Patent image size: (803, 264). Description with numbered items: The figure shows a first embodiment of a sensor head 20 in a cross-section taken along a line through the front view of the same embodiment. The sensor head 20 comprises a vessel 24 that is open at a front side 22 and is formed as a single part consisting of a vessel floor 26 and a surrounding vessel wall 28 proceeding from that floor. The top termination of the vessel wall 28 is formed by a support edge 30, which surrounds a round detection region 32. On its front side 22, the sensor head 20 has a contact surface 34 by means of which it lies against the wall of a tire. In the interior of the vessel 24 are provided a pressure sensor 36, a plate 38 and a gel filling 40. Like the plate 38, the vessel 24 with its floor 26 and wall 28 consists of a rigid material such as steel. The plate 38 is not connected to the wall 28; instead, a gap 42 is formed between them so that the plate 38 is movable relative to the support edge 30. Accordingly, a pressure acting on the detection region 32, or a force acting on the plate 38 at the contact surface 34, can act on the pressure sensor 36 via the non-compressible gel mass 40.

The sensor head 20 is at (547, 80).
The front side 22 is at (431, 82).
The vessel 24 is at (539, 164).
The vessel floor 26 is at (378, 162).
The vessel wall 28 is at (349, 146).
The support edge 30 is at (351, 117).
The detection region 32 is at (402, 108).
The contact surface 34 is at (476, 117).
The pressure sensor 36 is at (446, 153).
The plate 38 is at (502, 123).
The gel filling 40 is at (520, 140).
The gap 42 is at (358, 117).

# EXERCISE TASK
Copy every line of the records above word for word, keeping their order.

# EXERCISE ANSWER
Patent image size: (803, 264). Description with numbered items: The figure shows a first embodiment of a sensor head 20 in a cross-section taken along a line through the front view of the same embodiment. The sensor head 20 comprises a vessel 24 that is open at a front side 22 and is formed as a single part consisting of a vessel floor 26 and a surrounding vessel wall 28 proceeding from that floor. The top termination of the vessel wall 28 is formed by a support edge 30, which surrounds a round detection region 32. On its front side 22, the sensor head 20 has a contact surface 34 by means of which it lies against the wall of a tire. In the interior of the vessel 24 are provided a pressure sensor 36, a plate 38 and a gel filling 40. Like the plate 38, the vessel 24 with its floor 26 and wall 28 consists of a rigid material such as steel. The plate 38 is not connected to the wall 28; instead, a gap 42 is formed between them so that the plate 38 is movable relative to the support edge 30. Accordingly, a pressure acting on the detection region 32, or a force acting on the plate 38 at the contact surface 34, can act on the pressure sensor 36 via the non-compressible gel mass 40.

The sensor head 20 is at (547, 80).
The front side 22 is at (431, 82).
The vessel 24 is at (539, 164).
The vessel floor 26 is at (378, 162).
The vessel wall 28 is at (349, 146).
The support edge 30 is at (351, 117).
The detection region 32 is at (402, 108).
The contact surface 34 is at (476, 117).
The pressure sensor 36 is at (446, 153).
The plate 38 is at (502, 123).
The gel filling 40 is at (520, 140).
The gap 42 is at (358, 117).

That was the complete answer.